• _EXERCISE REQUIREMENTS_
Copy the records word for word, from the start through the line containing "List every element".

[Begin SUPPLIED MATERIAL]

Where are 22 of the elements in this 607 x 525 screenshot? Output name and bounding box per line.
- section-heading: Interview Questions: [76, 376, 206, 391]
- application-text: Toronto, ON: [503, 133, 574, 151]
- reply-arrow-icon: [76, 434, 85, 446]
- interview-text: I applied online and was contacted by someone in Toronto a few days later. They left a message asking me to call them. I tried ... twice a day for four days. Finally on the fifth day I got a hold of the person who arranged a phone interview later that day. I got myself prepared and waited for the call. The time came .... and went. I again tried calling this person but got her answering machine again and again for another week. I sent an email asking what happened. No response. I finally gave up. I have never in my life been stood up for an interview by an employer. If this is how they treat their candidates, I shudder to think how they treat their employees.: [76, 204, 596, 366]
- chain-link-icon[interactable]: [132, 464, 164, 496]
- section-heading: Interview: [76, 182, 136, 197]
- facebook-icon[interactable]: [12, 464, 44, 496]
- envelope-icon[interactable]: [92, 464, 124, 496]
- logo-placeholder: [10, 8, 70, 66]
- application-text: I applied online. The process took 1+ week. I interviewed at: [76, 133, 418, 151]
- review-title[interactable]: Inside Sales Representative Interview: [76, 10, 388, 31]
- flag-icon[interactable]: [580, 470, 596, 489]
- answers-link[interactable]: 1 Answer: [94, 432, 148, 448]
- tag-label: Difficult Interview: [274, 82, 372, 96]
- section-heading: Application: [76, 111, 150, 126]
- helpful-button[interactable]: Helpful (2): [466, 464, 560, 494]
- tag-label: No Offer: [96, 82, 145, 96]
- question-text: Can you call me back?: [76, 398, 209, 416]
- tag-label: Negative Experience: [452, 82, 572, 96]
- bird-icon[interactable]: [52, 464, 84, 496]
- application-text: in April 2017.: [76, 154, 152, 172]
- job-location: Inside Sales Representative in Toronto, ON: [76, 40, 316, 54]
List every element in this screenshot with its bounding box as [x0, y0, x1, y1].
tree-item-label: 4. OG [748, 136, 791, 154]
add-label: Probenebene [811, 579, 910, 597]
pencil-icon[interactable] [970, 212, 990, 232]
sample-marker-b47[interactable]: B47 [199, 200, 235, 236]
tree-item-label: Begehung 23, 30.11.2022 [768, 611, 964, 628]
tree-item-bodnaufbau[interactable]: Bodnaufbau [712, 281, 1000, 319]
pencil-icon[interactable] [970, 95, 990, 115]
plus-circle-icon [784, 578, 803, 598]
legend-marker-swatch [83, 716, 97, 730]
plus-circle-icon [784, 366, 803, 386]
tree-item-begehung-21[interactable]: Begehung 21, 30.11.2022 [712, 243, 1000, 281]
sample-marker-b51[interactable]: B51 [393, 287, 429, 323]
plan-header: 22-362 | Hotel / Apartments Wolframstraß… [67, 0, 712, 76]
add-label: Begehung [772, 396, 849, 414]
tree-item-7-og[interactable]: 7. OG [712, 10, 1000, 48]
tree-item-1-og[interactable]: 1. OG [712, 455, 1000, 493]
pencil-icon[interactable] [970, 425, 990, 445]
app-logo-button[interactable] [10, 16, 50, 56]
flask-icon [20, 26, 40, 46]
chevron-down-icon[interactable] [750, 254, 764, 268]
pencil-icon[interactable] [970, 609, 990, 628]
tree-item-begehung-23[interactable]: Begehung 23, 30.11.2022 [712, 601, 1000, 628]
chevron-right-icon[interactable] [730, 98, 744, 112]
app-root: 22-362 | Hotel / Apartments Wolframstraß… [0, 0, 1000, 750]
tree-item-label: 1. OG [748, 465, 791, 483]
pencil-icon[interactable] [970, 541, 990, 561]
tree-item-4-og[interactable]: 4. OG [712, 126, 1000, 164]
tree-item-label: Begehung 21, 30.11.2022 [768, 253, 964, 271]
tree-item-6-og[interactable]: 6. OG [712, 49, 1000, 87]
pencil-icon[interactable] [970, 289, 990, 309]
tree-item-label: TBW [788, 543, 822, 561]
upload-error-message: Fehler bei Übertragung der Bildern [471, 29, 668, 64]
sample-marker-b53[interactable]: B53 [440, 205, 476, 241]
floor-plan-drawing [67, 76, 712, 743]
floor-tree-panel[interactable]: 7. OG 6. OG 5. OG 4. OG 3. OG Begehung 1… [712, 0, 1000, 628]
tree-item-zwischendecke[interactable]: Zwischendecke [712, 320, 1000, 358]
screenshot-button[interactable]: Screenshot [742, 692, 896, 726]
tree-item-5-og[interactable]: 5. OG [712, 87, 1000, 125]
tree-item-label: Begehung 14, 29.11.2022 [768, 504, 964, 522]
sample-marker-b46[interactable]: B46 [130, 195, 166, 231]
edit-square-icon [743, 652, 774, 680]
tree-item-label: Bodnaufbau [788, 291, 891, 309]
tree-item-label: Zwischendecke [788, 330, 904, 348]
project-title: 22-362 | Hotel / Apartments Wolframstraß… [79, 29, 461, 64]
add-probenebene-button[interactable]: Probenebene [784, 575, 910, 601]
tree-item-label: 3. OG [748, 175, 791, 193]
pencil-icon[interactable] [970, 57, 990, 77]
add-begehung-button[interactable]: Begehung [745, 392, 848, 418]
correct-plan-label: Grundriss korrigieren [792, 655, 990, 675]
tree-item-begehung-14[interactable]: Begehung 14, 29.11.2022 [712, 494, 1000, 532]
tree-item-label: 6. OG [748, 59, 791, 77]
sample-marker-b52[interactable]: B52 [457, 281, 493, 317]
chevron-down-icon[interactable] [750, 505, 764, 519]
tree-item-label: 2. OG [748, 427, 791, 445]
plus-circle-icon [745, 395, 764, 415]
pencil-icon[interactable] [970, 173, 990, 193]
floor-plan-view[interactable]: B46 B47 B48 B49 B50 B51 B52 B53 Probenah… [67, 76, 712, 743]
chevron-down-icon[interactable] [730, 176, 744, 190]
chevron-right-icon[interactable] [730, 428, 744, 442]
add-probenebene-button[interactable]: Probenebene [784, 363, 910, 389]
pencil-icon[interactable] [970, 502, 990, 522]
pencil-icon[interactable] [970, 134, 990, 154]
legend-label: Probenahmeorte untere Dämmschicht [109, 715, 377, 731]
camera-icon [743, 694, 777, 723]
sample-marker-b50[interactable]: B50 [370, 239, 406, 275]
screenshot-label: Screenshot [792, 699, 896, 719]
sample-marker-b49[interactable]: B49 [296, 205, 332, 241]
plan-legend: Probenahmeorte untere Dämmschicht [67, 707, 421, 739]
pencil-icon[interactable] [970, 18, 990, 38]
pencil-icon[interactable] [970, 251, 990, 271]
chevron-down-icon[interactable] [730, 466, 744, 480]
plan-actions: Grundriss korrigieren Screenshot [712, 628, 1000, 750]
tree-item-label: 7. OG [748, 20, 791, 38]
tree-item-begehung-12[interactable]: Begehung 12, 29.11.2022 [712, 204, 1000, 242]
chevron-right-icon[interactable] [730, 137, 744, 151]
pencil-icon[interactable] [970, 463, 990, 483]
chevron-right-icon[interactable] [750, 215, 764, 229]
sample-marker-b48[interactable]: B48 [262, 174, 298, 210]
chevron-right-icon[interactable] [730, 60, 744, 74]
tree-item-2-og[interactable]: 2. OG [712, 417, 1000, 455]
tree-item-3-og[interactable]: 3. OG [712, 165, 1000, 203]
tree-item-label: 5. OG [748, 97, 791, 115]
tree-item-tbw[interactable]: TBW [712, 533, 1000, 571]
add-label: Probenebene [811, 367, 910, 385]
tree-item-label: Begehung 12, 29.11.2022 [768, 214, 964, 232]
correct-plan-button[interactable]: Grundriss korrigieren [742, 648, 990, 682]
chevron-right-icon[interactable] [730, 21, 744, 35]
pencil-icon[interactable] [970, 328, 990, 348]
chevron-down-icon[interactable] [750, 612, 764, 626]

[End SUPPLIED MATERIAL]

• _FINAL RESULT_
Where are 22 of the elements in this 607 x 525 screenshot? Output name and bounding box per line.
- section-heading: Interview Questions: [76, 376, 206, 391]
- application-text: Toronto, ON: [503, 133, 574, 151]
- reply-arrow-icon: [76, 434, 85, 446]
- interview-text: I applied online and was contacted by someone in Toronto a few days later. They left a message asking me to call them. I tried ... twice a day for four days. Finally on the fifth day I got a hold of the person who arranged a phone interview later that day. I got myself prepared and waited for the call. The time came .... and went. I again tried calling this person but got her answering machine again and again for another week. I sent an email asking what happened. No response. I finally gave up. I have never in my life been stood up for an interview by an employer. If this is how they treat their candidates, I shudder to think how they treat their employees.: [76, 204, 596, 366]
- chain-link-icon[interactable]: [132, 464, 164, 496]
- section-heading: Interview: [76, 182, 136, 197]
- facebook-icon[interactable]: [12, 464, 44, 496]
- envelope-icon[interactable]: [92, 464, 124, 496]
- logo-placeholder: [10, 8, 70, 66]
- application-text: I applied online. The process took 1+ week. I interviewed at: [76, 133, 418, 151]
- review-title[interactable]: Inside Sales Representative Interview: [76, 10, 388, 31]
- flag-icon[interactable]: [580, 470, 596, 489]
- answers-link[interactable]: 1 Answer: [94, 432, 148, 448]
- tag-label: Difficult Interview: [274, 82, 372, 96]
- section-heading: Application: [76, 111, 150, 126]
- helpful-button[interactable]: Helpful (2): [466, 464, 560, 494]
- tag-label: No Offer: [96, 82, 145, 96]
- question-text: Can you call me back?: [76, 398, 209, 416]
- tag-label: Negative Experience: [452, 82, 572, 96]
- bird-icon[interactable]: [52, 464, 84, 496]
- application-text: in April 2017.: [76, 154, 152, 172]
- job-location: Inside Sales Representative in Toronto, ON: [76, 40, 316, 54]
List every element in this screenshot with its bounding box as [x0, y0, x1, y1].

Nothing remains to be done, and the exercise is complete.